─── Records for processing
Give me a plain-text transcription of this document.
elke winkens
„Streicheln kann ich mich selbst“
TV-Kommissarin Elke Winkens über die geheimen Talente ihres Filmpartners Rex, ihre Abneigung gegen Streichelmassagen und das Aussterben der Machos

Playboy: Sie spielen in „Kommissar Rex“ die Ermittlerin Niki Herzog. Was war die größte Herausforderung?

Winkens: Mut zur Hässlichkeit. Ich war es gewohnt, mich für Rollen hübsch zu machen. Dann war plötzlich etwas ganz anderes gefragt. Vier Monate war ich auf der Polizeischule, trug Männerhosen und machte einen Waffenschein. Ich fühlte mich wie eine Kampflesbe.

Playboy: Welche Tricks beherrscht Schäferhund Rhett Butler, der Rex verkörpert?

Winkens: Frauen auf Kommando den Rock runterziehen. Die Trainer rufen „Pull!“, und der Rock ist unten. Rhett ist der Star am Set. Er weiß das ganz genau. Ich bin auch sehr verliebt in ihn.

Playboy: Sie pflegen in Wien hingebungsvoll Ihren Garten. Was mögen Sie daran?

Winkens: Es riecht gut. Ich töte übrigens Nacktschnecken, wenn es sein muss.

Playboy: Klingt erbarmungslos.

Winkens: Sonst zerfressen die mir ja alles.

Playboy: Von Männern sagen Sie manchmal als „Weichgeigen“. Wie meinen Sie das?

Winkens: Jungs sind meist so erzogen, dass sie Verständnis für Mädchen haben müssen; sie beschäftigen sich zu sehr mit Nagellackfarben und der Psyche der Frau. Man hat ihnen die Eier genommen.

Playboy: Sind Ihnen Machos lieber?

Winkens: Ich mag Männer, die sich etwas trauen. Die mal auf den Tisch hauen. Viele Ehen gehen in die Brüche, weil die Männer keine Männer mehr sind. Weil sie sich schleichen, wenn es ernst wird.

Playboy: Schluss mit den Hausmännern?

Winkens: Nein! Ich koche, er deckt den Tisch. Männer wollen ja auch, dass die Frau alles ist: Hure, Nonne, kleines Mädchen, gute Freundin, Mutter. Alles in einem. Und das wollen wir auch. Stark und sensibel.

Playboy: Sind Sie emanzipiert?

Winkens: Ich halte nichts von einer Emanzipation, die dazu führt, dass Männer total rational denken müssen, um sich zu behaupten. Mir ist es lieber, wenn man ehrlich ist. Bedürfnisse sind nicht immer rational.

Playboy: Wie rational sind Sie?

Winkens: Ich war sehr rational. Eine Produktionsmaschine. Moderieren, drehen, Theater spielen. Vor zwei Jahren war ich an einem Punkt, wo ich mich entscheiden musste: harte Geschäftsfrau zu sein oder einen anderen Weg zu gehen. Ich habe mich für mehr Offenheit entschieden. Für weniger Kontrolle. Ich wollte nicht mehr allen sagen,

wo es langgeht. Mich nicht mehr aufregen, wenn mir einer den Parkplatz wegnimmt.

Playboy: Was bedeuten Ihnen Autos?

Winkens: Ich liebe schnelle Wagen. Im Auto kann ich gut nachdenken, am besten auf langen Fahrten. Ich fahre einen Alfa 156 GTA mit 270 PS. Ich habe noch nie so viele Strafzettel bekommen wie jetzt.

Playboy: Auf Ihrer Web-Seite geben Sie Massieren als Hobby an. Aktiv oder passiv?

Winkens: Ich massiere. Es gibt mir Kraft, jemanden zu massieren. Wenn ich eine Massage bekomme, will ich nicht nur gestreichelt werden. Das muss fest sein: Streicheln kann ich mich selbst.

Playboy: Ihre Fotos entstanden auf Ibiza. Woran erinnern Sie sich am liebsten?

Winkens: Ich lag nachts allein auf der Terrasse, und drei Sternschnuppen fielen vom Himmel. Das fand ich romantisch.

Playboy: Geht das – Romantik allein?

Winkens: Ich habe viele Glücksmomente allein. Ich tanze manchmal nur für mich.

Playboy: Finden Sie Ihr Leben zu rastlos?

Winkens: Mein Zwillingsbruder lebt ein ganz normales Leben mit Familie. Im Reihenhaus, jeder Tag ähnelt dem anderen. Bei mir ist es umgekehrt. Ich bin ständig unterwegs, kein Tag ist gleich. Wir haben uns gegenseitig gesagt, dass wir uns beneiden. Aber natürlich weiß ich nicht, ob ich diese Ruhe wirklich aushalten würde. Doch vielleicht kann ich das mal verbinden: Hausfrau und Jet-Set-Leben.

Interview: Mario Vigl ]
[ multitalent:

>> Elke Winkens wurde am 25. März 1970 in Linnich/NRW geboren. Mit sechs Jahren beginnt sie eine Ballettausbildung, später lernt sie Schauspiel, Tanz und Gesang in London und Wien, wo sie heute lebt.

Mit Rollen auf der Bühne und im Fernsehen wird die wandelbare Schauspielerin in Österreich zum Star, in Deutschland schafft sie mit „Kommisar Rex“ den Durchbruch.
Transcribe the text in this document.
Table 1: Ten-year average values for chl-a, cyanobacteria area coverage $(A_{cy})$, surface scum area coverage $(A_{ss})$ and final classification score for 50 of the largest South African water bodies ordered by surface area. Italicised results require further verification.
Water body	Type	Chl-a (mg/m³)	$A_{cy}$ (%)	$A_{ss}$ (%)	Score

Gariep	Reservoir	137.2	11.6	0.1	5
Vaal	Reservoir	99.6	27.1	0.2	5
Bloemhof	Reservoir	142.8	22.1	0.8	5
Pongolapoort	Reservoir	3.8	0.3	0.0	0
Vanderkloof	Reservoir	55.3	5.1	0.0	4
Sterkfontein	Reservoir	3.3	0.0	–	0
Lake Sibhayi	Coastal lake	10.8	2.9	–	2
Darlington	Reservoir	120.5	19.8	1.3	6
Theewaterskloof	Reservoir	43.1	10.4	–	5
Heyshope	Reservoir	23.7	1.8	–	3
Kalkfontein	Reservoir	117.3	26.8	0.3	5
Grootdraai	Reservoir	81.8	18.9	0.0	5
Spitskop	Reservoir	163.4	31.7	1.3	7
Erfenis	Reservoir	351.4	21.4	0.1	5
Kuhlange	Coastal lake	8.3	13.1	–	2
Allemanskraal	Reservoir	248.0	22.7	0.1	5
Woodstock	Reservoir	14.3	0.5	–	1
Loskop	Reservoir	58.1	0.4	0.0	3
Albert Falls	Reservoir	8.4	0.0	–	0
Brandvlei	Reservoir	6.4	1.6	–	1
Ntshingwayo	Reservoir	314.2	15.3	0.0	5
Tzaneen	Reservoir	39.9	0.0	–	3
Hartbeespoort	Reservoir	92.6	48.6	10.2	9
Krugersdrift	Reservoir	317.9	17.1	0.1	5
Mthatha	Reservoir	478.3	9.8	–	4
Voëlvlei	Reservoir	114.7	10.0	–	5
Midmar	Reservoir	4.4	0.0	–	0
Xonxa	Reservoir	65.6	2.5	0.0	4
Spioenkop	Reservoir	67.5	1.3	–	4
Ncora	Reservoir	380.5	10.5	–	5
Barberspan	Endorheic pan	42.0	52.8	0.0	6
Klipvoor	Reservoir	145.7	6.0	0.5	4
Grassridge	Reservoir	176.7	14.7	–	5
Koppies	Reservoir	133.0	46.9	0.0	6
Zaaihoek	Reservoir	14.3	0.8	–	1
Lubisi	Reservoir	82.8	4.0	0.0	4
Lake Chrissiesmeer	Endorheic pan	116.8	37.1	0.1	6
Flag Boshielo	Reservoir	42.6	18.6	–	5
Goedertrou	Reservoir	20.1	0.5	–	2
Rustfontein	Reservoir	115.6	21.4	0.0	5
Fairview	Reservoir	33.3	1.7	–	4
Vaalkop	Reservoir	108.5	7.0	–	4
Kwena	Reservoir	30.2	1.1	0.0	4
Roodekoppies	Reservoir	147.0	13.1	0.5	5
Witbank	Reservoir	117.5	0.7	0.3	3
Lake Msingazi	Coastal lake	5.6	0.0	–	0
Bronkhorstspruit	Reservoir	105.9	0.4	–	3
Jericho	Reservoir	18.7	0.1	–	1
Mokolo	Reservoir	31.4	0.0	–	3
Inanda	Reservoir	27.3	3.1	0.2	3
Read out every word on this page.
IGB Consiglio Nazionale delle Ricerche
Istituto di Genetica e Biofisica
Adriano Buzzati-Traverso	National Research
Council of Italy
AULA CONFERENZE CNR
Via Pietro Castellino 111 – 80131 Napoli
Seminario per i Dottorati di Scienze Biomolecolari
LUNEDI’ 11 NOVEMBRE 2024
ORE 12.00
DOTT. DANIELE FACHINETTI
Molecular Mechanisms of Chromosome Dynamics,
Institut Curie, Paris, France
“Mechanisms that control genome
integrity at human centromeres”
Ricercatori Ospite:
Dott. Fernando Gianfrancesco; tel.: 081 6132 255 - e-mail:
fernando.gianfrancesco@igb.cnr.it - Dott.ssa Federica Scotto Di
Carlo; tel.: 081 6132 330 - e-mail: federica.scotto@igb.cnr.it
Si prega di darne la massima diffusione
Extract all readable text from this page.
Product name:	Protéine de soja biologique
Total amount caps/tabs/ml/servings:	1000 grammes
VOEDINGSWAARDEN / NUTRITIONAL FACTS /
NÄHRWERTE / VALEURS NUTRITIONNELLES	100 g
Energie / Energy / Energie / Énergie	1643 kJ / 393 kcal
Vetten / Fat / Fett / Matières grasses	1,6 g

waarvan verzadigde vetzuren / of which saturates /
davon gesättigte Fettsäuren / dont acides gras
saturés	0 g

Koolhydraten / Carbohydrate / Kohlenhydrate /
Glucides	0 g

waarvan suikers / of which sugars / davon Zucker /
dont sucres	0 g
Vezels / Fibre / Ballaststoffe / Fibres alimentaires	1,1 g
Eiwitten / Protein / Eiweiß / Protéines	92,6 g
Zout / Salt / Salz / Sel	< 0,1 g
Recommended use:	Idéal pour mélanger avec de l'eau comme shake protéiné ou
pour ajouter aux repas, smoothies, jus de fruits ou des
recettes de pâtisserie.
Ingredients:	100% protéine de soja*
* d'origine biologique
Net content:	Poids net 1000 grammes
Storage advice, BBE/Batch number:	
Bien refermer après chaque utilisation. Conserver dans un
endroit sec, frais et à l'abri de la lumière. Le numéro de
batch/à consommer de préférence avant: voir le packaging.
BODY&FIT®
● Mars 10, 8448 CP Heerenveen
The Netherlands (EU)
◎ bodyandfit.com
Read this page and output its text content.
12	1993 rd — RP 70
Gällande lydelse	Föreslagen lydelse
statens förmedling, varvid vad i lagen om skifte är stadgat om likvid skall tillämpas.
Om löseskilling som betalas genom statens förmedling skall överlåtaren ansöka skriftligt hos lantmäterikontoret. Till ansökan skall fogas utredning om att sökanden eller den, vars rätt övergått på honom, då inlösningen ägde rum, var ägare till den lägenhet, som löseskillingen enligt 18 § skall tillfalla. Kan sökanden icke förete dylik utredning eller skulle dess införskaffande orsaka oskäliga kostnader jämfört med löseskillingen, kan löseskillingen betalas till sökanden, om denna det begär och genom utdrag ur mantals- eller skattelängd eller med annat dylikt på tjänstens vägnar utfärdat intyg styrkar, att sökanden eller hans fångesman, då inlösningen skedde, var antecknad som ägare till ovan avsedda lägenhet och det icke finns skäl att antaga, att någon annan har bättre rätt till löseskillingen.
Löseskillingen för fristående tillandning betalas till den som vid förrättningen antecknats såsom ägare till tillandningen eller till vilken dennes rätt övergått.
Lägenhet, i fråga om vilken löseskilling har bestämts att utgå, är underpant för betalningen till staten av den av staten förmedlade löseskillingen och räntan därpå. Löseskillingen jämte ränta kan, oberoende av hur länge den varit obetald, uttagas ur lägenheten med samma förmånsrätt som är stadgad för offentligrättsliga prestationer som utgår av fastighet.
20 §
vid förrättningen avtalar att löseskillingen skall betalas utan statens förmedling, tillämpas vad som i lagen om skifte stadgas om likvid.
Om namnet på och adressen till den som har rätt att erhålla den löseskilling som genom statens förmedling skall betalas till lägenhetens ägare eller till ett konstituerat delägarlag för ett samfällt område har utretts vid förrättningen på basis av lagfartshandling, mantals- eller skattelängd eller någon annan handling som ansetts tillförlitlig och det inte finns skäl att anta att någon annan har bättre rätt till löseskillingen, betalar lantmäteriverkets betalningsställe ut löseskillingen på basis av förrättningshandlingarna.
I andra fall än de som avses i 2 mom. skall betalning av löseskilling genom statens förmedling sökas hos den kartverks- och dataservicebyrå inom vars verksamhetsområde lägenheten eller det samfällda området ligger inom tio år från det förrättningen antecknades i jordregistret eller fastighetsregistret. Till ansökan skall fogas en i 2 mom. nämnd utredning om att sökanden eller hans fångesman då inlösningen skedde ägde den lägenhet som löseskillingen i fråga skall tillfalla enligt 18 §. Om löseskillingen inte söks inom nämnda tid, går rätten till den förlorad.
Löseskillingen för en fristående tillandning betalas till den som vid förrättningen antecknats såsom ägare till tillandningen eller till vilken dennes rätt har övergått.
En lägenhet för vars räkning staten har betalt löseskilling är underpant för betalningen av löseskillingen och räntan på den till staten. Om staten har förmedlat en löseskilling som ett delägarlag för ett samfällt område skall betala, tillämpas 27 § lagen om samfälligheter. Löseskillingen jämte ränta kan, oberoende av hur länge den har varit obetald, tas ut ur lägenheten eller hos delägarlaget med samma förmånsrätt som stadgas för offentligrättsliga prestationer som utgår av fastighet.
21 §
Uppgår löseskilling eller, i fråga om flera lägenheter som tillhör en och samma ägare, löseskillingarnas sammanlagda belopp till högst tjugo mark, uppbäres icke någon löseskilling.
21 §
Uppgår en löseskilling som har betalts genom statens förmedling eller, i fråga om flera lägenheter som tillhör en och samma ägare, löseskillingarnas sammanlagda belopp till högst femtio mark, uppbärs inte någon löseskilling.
──────
:: Work order ::
Among the entries, work out how many lines include the word "allein". Answer with that number only.

:: Problem solution ::
3